Aim
Gather every line holding the string "artystycznego".

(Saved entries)
———

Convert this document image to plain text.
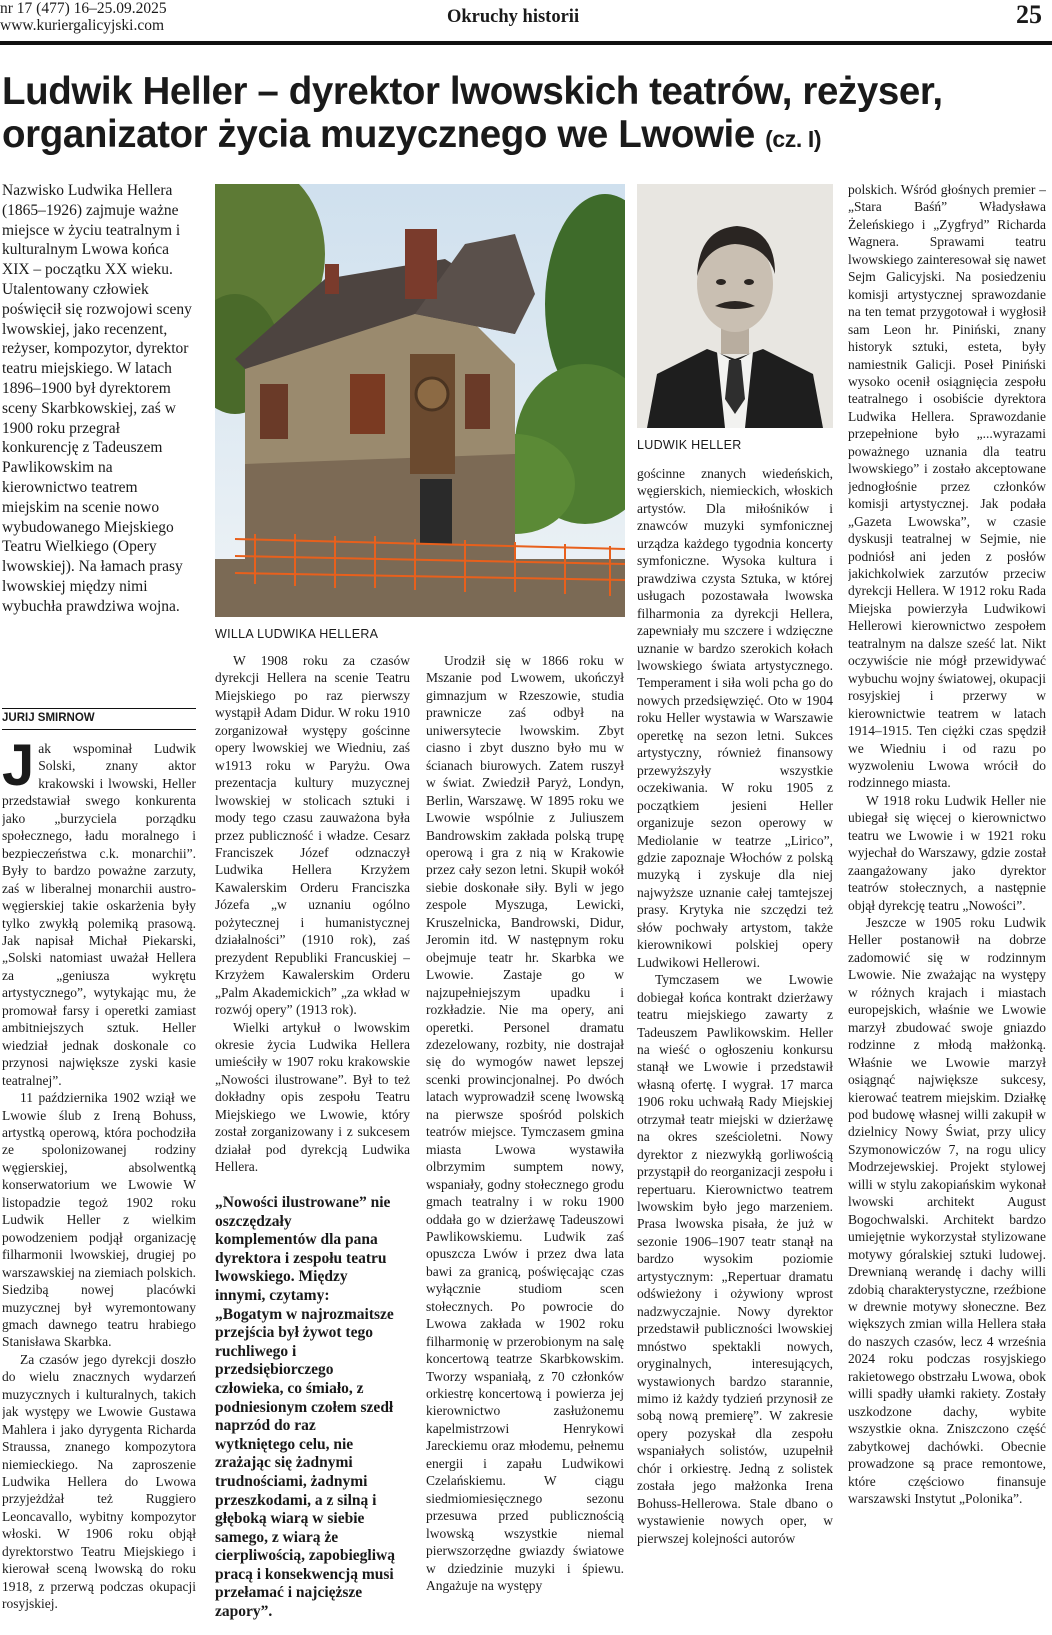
nr 17 (477) 16–25.09.2025
www.kuriergalicyjski.com	Okruchy historii	25
Ludwik Heller – dyrektor lwowskich teatrów, reżyser, organizator życia muzycznego we Lwowie (cz. I)
Nazwisko Ludwika Hellera (1865–1926) zajmuje ważne miejsce w życiu teatralnym i kulturalnym Lwowa końca XIX – początku XX wieku. Utalentowany człowiek poświęcił się rozwojowi sceny lwowskiej, jako recenzent, reżyser, kompozytor, dyrektor teatru miejskiego. W latach 1896–1900 był dyrektorem sceny Skarbkowskiej, zaś w 1900 roku przegrał konkurencję z Tadeuszem Pawlikowskim na kierownictwo teatrem miejskim na scenie nowo wybudowanego Miejskiego Teatru Wielkiego (Opery lwowskiej). Na łamach prasy lwowskiej między nimi wybuchła prawdziwa wojna.
JURIJ SMIRNOW
WILLA LUDWIKA HELLERA
LUDWIK HELLER

Jak wspominał Ludwik Solski, znany aktor krakowski i lwowski, Heller przedstawiał swego konkurenta jako „burzyciela porządku społecznego, ładu moralnego i bezpieczeństwa c.k. monarchii”. Były to bardzo poważne zarzuty, zaś w liberalnej monarchii austro-węgierskiej takie oskarżenia były tylko zwykłą polemiką prasową. Jak napisał Michał Piekarski, „Solski natomiast uważał Hellera za „geniusza wykrętu artystycznego”, wytykając mu, że promował farsy i operetki zamiast ambitniejszych sztuk. Heller wiedział jednak doskonale co przynosi największe zyski kasie teatralnej”.

11 października 1902 wziął we Lwowie ślub z Ireną Bohuss, artystką operową, która pochodziła ze spolonizowanej rodziny węgierskiej, absolwentką konserwatorium we Lwowie W listopadzie tegoż 1902 roku Ludwik Heller z wielkim powodzeniem podjął organizację filharmonii lwowskiej, drugiej po warszawskiej na ziemiach polskich. Siedzibą nowej placówki muzycznej był wyremontowany gmach dawnego teatru hrabiego Stanisława Skarbka.

Za czasów jego dyrekcji doszło do wielu znacznych wydarzeń muzycznych i kulturalnych, takich jak występy we Lwowie Gustawa Mahlera i jako dyrygenta Richarda Straussa, znanego kompozytora niemieckiego. Na zaproszenie Ludwika Hellera do Lwowa przyjeżdżał też Ruggiero Leoncavallo, wybitny kompozytor włoski. W 1906 roku objął dyrektorstwo Teatru Miejskiego i kierował sceną lwowską do roku 1918, z przerwą podczas okupacji rosyjskiej.

W 1908 roku za czasów dyrekcji Hellera na scenie Teatru Miejskiego po raz pierwszy wystąpił Adam Didur. W roku 1910 zorganizował występy gościnne opery lwowskiej we Wiedniu, zaś w1913 roku w Paryżu. Owa prezentacja kultury muzycznej lwowskiej w stolicach sztuki i mody tego czasu zauważona była przez publiczność i władze. Cesarz Franciszek Józef odznaczył Ludwika Hellera Krzyżem Kawalerskim Orderu Franciszka Józefa „w uznaniu ogólno pożytecznej i humanistycznej działalności” (1910 rok), zaś prezydent Republiki Francuskiej – Krzyżem Kawalerskim Orderu „Palm Akademickich” „za wkład w rozwój opery” (1913 rok).

Wielki artykuł o lwowskim okresie życia Ludwika Hellera umieściły w 1907 roku krakowskie „Nowości ilustrowane”. Był to też dokładny opis zespołu Teatru Miejskiego we Lwowie, który został zorganizowany i z sukcesem działał pod dyrekcją Ludwika Hellera.

„Nowości ilustrowane” nie oszczędzały komplementów dla pana dyrektora i zespołu teatru lwowskiego. Między innymi, czytamy: „Bogatym w najrozmaitsze przejścia był żywot tego ruchliwego i przedsiębiorczego człowieka, co śmiało, z podniesionym czołem szedł naprzód do raz wytkniętego celu, nie zrażając się żadnymi trudnościami, żadnymi przeszkodami, a z silną i głęboką wiarą w siebie samego, z wiarą że cierpliwością, zapobiegliwą pracą i konsekwencją musi przełamać i najcięższe zapory”.

Urodził się w 1866 roku w Mszanie pod Lwowem, ukończył gimnazjum w Rzeszowie, studia prawnicze zaś odbył na uniwersytecie lwowskim. Zbyt ciasno i zbyt duszno było mu w ścianach biurowych. Zatem ruszył w świat. Zwiedził Paryż, Londyn, Berlin, Warszawę. W 1895 roku we Lwowie wspólnie z Juliuszem Bandrowskim zakłada polską trupę operową i gra z nią w Krakowie przez cały sezon letni. Skupił wokół siebie doskonałe siły. Byli w jego zespole Myszuga, Lewicki, Kruszelnicka, Bandrowski, Didur, Jeromin itd. W następnym roku obejmuje teatr hr. Skarbka we Lwowie. Zastaje go w najzupełniejszym upadku i rozkładzie. Nie ma opery, ani operetki. Personel dramatu zdezelowany, rozbity, nie dostrajał się do wymogów nawet lepszej scenki prowincjonalnej. Po dwóch latach wyprowadził scenę lwowską na pierwsze spośród polskich teatrów miejsce. Tymczasem gmina miasta Lwowa wystawiła olbrzymim sumptem nowy, wspaniały, godny stołecznego grodu gmach teatralny i w roku 1900 oddała go w dzierżawę Tadeuszowi Pawlikowskiemu. Ludwik zaś opuszcza Lwów i przez dwa lata bawi za granicą, poświęcając czas wyłącznie studiom scen stołecznych. Po powrocie do Lwowa zakłada w 1902 roku filharmonię w przerobionym na salę koncertową teatrze Skarbkowskim. Tworzy wspaniałą, z 70 członków orkiestrę koncertową i powierza jej kierownictwo zasłużonemu kapelmistrzowi Henrykowi Jareckiemu oraz młodemu, pełnemu energii i zapału Ludwikowi Czelańskiemu. W ciągu siedmiomiesięcznego sezonu przesuwa przed publicznością lwowską wszystkie niemal pierwszorzędne gwiazdy światowe w dziedzinie muzyki i śpiewu. Angażuje na występy

gościnne znanych wiedeńskich, węgierskich, niemieckich, włoskich artystów. Dla miłośników i znawców muzyki symfonicznej urządza każdego tygodnia koncerty symfoniczne. Wysoka kultura i prawdziwa czysta Sztuka, w której usługach pozostawała lwowska filharmonia za dyrekcji Hellera, zapewniały mu szczere i wdzięczne uznanie w bardzo szerokich kołach lwowskiego świata artystycznego. Temperament i siła woli pcha go do nowych przedsięwzięć. Oto w 1904 roku Heller wystawia w Warszawie operetkę na sezon letni. Sukces artystyczny, również finansowy przewyższyły wszystkie oczekiwania. W roku 1905 z początkiem jesieni Heller organizuje sezon operowy w Mediolanie w teatrze „Lirico”, gdzie zapoznaje Włochów z polską muzyką i zyskuje dla niej najwyższe uznanie całej tamtejszej prasy. Krytyka nie szczędzi też słów pochwały artystom, także kierownikowi polskiej opery Ludwikowi Hellerowi.

Tymczasem we Lwowie dobiegał końca kontrakt dzierżawy teatru miejskiego zawarty z Tadeuszem Pawlikowskim. Heller na wieść o ogłoszeniu konkursu stanął we Lwowie i przedstawił własną ofertę. I wygrał. 17 marca 1906 roku uchwałą Rady Miejskiej otrzymał teatr miejski w dzierżawę na okres sześcioletni. Nowy dyrektor z niezwykłą gorliwością przystąpił do reorganizacji zespołu i repertuaru. Kierownictwo teatrem lwowskim było jego marzeniem. Prasa lwowska pisała, że już w sezonie 1906–1907 teatr stanął na bardzo wysokim poziomie artystycznym: „Repertuar dramatu odświeżony i ożywiony wprost nadzwyczajnie. Nowy dyrektor przedstawił publiczności lwowskiej mnóstwo spektakli nowych, oryginalnych, interesujących, wystawionych bardzo starannie, mimo iż każdy tydzień przynosił ze sobą nową premierę”. W zakresie opery pozyskał dla zespołu wspaniałych solistów, uzupełnił chór i orkiestrę. Jedną z solistek została jego małżonka Irena Bohuss-Hellerowa. Stale dbano o wystawienie nowych oper, w pierwszej kolejności autorów

polskich. Wśród głośnych premier – „Stara Baśń” Władysława Żeleńskiego i „Zygfryd” Richarda Wagnera. Sprawami teatru lwowskiego zainteresował się nawet Sejm Galicyjski. Na posiedzeniu komisji artystycznej sprawozdanie na ten temat przygotował i wygłosił sam Leon hr. Piniński, znany historyk sztuki, esteta, były namiestnik Galicji. Poseł Piniński wysoko ocenił osiągnięcia zespołu teatralnego i osobiście dyrektora Ludwika Hellera. Sprawozdanie przepełnione było „...wyrazami poważnego uznania dla teatru lwowskiego” i zostało akceptowane jednogłośnie przez członków komisji artystycznej. Jak podała „Gazeta Lwowska”, w czasie dyskusji teatralnej w Sejmie, nie podniósł ani jeden z posłów jakichkolwiek zarzutów przeciw dyrekcji Hellera. W 1912 roku Rada Miejska powierzyła Ludwikowi Hellerowi kierownictwo zespołem teatralnym na dalsze sześć lat. Nikt oczywiście nie mógł przewidywać wybuchu wojny światowej, okupacji rosyjskiej i przerwy w kierownictwie teatrem w latach 1914–1915. Ten ciężki czas spędził we Wiedniu i od razu po wyzwoleniu Lwowa wrócił do rodzinnego miasta.

W 1918 roku Ludwik Heller nie ubiegał się więcej o kierownictwo teatru we Lwowie i w 1921 roku wyjechał do Warszawy, gdzie został zaangażowany jako dyrektor teatrów stołecznych, a następnie objął dyrekcję teatru „Nowości”.

Jeszcze w 1905 roku Ludwik Heller postanowił na dobrze zadomowić się w rodzinnym Lwowie. Nie zważając na występy w różnych krajach i miastach europejskich, właśnie we Lwowie marzył zbudować swoje gniazdo rodzinne z młodą małżonką. Właśnie we Lwowie marzył osiągnąć największe sukcesy, kierować teatrem miejskim. Działkę pod budowę własnej willi zakupił w dzielnicy Nowy Świat, przy ulicy Szymonowiczów 7, na rogu ulicy Modrzejewskiej. Projekt stylowej willi w stylu zakopiańskim wykonał lwowski architekt August Bogochwalski. Architekt bardzo umiejętnie wykorzystał stylizowane motywy góralskiej sztuki ludowej. Drewnianą werandę i dachy willi zdobią charakterystyczne, rzeźbione w drewnie motywy słoneczne. Bez większych zmian willa Hellera stała do naszych czasów, lecz 4 września 2024 roku podczas rosyjskiego rakietowego obstrzału Lwowa, obok willi spadły ułamki rakiety. Zostały uszkodzone dachy, wybite wszystkie okna. Zniszczono część zabytkowej dachówki. Obecnie prowadzone są prace remontowe, które częściowo finansuje warszawski Instytut „Polonika”.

———

Exercise result
Jak wspominał Ludwik Solski, znany aktor krakowski i lwowski, Heller przedstawiał swego konkurenta jako „burzyciela porządku społecznego, ładu moralnego i bezpieczeństwa c.k. monarchii”. Były to bardzo poważne zarzuty, zaś w liberalnej monarchii austro-węgierskiej takie oskarżenia były tylko zwykłą polemiką prasową. Jak napisał Michał Piekarski, „Solski natomiast uważał Hellera za „geniusza wykrętu artystycznego”, wytykając mu, że promował farsy i operetki zamiast ambitniejszych sztuk. Heller wiedział jednak doskonale co przynosi największe zyski kasie teatralnej”.
gościnne znanych wiedeńskich, węgierskich, niemieckich, włoskich artystów. Dla miłośników i znawców muzyki symfonicznej urządza każdego tygodnia koncerty symfoniczne. Wysoka kultura i prawdziwa czysta Sztuka, w której usługach pozostawała lwowska filharmonia za dyrekcji Hellera, zapewniały mu szczere i wdzięczne uznanie w bardzo szerokich kołach lwowskiego świata artystycznego. Temperament i siła woli pcha go do nowych przedsięwzięć. Oto w 1904 roku Heller wystawia w Warszawie operetkę na sezon letni. Sukces artystyczny, również finansowy przewyższyły wszystkie oczekiwania. W roku 1905 z początkiem jesieni Heller organizuje sezon operowy w Mediolanie w teatrze „Lirico”, gdzie zapoznaje Włochów z polską muzyką i zyskuje dla niej najwyższe uznanie całej tamtejszej prasy. Krytyka nie szczędzi też słów pochwały artystom, także kierownikowi polskiej opery Ludwikowi Hellerowi.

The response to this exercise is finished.